▶ **Task directions**: Every entry that follows should be reproduced exactly.

▶ **Dataset excerpt**:
※ ※ ※

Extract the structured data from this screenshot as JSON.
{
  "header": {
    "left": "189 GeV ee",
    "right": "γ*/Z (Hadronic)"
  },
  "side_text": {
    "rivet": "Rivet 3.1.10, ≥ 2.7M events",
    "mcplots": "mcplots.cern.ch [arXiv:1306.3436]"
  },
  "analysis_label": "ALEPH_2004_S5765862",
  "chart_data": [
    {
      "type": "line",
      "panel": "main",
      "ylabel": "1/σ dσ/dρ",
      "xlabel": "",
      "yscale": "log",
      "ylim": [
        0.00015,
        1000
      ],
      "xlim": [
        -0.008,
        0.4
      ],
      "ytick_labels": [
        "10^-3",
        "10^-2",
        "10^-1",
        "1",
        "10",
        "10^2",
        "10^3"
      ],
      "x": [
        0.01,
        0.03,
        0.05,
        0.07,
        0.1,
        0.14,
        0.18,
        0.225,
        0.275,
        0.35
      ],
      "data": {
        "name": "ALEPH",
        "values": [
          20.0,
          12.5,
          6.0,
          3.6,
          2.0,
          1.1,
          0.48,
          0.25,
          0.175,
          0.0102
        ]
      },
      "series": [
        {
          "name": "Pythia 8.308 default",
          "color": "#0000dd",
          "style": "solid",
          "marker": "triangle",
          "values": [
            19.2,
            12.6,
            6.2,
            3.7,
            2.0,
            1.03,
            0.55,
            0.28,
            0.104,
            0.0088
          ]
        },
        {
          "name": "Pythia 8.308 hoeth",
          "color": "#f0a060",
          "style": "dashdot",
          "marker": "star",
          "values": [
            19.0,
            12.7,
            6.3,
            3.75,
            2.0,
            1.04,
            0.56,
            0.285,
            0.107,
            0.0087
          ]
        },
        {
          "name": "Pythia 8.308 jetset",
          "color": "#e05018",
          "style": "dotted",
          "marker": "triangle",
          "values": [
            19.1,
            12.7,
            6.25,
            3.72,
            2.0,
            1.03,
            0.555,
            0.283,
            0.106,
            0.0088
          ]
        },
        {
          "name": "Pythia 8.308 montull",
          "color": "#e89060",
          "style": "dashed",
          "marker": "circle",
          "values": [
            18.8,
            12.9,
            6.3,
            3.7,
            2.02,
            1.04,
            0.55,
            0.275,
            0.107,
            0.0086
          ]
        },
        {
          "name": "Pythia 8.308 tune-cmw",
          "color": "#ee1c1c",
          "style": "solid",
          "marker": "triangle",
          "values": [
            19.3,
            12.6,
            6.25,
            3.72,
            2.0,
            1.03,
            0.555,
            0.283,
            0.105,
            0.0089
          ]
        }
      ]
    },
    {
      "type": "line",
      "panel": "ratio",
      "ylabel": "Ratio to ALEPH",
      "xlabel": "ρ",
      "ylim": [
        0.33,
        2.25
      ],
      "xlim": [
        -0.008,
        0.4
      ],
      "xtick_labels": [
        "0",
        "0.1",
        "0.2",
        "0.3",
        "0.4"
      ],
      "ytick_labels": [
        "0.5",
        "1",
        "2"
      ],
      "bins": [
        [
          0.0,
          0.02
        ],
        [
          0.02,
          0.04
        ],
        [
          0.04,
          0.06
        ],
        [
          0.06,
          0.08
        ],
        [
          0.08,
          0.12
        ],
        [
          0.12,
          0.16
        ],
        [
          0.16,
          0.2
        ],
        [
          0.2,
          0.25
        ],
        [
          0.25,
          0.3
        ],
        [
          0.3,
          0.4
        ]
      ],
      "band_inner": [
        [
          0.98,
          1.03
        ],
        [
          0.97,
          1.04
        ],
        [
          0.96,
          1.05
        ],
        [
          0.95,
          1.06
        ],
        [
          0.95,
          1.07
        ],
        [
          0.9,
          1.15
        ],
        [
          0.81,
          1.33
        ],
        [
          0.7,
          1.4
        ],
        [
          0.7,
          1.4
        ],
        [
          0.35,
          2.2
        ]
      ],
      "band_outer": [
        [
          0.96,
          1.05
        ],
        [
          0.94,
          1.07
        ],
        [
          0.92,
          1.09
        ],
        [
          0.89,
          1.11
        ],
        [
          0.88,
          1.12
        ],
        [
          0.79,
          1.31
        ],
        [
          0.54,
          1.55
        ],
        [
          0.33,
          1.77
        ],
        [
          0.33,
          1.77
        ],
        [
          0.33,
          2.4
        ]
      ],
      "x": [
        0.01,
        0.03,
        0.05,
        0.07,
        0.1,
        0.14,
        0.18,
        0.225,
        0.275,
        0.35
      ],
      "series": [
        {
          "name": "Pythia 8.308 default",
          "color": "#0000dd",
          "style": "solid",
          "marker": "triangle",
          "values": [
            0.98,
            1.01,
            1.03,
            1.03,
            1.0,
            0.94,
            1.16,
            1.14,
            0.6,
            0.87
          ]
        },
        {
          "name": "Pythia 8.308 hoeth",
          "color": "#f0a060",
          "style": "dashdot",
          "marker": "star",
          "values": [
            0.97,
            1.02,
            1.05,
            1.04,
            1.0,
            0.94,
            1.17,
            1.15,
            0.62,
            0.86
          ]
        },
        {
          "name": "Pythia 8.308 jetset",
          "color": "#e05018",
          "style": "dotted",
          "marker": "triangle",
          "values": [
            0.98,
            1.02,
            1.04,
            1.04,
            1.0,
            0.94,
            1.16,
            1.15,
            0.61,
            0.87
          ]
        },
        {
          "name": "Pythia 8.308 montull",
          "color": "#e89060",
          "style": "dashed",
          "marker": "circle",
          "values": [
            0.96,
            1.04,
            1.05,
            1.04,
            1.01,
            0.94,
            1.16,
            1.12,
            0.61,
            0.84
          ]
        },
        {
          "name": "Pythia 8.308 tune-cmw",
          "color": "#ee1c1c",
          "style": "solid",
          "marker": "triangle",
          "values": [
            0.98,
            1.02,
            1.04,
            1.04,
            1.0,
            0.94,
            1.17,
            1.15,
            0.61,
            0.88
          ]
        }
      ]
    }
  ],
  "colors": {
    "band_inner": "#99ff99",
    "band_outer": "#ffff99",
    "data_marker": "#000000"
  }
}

※ ※ ※

▶ **Answer for the task**:
Extract the structured data from this screenshot as JSON.
{
  "header": {
    "left": "189 GeV ee",
    "right": "γ*/Z (Hadronic)"
  },
  "side_text": {
    "rivet": "Rivet 3.1.10, ≥ 2.7M events",
    "mcplots": "mcplots.cern.ch [arXiv:1306.3436]"
  },
  "analysis_label": "ALEPH_2004_S5765862",
  "chart_data": [
    {
      "type": "line",
      "panel": "main",
      "ylabel": "1/σ dσ/dρ",
      "xlabel": "",
      "yscale": "log",
      "ylim": [
        0.00015,
        1000
      ],
      "xlim": [
        -0.008,
        0.4
      ],
      "ytick_labels": [
        "10^-3",
        "10^-2",
        "10^-1",
        "1",
        "10",
        "10^2",
        "10^3"
      ],
      "x": [
        0.01,
        0.03,
        0.05,
        0.07,
        0.1,
        0.14,
        0.18,
        0.225,
        0.275,
        0.35
      ],
      "data": {
        "name": "ALEPH",
        "values": [
          20.0,
          12.5,
          6.0,
          3.6,
          2.0,
          1.1,
          0.48,
          0.25,
          0.175,
          0.0102
        ]
      },
      "series": [
        {
          "name": "Pythia 8.308 default",
          "color": "#0000dd",
          "style": "solid",
          "marker": "triangle",
          "values": [
            19.2,
            12.6,
            6.2,
            3.7,
            2.0,
            1.03,
            0.55,
            0.28,
            0.104,
            0.0088
          ]
        },
        {
          "name": "Pythia 8.308 hoeth",
          "color": "#f0a060",
          "style": "dashdot",
          "marker": "star",
          "values": [
            19.0,
            12.7,
            6.3,
            3.75,
            2.0,
            1.04,
            0.56,
            0.285,
            0.107,
            0.0087
          ]
        },
        {
          "name": "Pythia 8.308 jetset",
          "color": "#e05018",
          "style": "dotted",
          "marker": "triangle",
          "values": [
            19.1,
            12.7,
            6.25,
            3.72,
            2.0,
            1.03,
            0.555,
            0.283,
            0.106,
            0.0088
          ]
        },
        {
          "name": "Pythia 8.308 montull",
          "color": "#e89060",
          "style": "dashed",
          "marker": "circle",
          "values": [
            18.8,
            12.9,
            6.3,
            3.7,
            2.02,
            1.04,
            0.55,
            0.275,
            0.107,
            0.0086
          ]
        },
        {
          "name": "Pythia 8.308 tune-cmw",
          "color": "#ee1c1c",
          "style": "solid",
          "marker": "triangle",
          "values": [
            19.3,
            12.6,
            6.25,
            3.72,
            2.0,
            1.03,
            0.555,
            0.283,
            0.105,
            0.0089
          ]
        }
      ]
    },
    {
      "type": "line",
      "panel": "ratio",
      "ylabel": "Ratio to ALEPH",
      "xlabel": "ρ",
      "ylim": [
        0.33,
        2.25
      ],
      "xlim": [
        -0.008,
        0.4
      ],
      "xtick_labels": [
        "0",
        "0.1",
        "0.2",
        "0.3",
        "0.4"
      ],
      "ytick_labels": [
        "0.5",
        "1",
        "2"
      ],
      "bins": [
        [
          0.0,
          0.02
        ],
        [
          0.02,
          0.04
        ],
        [
          0.04,
          0.06
        ],
        [
          0.06,
          0.08
        ],
        [
          0.08,
          0.12
        ],
        [
          0.12,
          0.16
        ],
        [
          0.16,
          0.2
        ],
        [
          0.2,
          0.25
        ],
        [
          0.25,
          0.3
        ],
        [
          0.3,
          0.4
        ]
      ],
      "band_inner": [
        [
          0.98,
          1.03
        ],
        [
          0.97,
          1.04
        ],
        [
          0.96,
          1.05
        ],
        [
          0.95,
          1.06
        ],
        [
          0.95,
          1.07
        ],
        [
          0.9,
          1.15
        ],
        [
          0.81,
          1.33
        ],
        [
          0.7,
          1.4
        ],
        [
          0.7,
          1.4
        ],
        [
          0.35,
          2.2
        ]
      ],
      "band_outer": [
        [
          0.96,
          1.05
        ],
        [
          0.94,
          1.07
        ],
        [
          0.92,
          1.09
        ],
        [
          0.89,
          1.11
        ],
        [
          0.88,
          1.12
        ],
        [
          0.79,
          1.31
        ],
        [
          0.54,
          1.55
        ],
        [
          0.33,
          1.77
        ],
        [
          0.33,
          1.77
        ],
        [
          0.33,
          2.4
        ]
      ],
      "x": [
        0.01,
        0.03,
        0.05,
        0.07,
        0.1,
        0.14,
        0.18,
        0.225,
        0.275,
        0.35
      ],
      "series": [
        {
          "name": "Pythia 8.308 default",
          "color": "#0000dd",
          "style": "solid",
          "marker": "triangle",
          "values": [
            0.98,
            1.01,
            1.03,
            1.03,
            1.0,
            0.94,
            1.16,
            1.14,
            0.6,
            0.87
          ]
        },
        {
          "name": "Pythia 8.308 hoeth",
          "color": "#f0a060",
          "style": "dashdot",
          "marker": "star",
          "values": [
            0.97,
            1.02,
            1.05,
            1.04,
            1.0,
            0.94,
            1.17,
            1.15,
            0.62,
            0.86
          ]
        },
        {
          "name": "Pythia 8.308 jetset",
          "color": "#e05018",
          "style": "dotted",
          "marker": "triangle",
          "values": [
            0.98,
            1.02,
            1.04,
            1.04,
            1.0,
            0.94,
            1.16,
            1.15,
            0.61,
            0.87
          ]
        },
        {
          "name": "Pythia 8.308 montull",
          "color": "#e89060",
          "style": "dashed",
          "marker": "circle",
          "values": [
            0.96,
            1.04,
            1.05,
            1.04,
            1.01,
            0.94,
            1.16,
            1.12,
            0.61,
            0.84
          ]
        },
        {
          "name": "Pythia 8.308 tune-cmw",
          "color": "#ee1c1c",
          "style": "solid",
          "marker": "triangle",
          "values": [
            0.98,
            1.02,
            1.04,
            1.04,
            1.0,
            0.94,
            1.17,
            1.15,
            0.61,
            0.88
          ]
        }
      ]
    }
  ],
  "colors": {
    "band_inner": "#99ff99",
    "band_outer": "#ffff99",
    "data_marker": "#000000"
  }
}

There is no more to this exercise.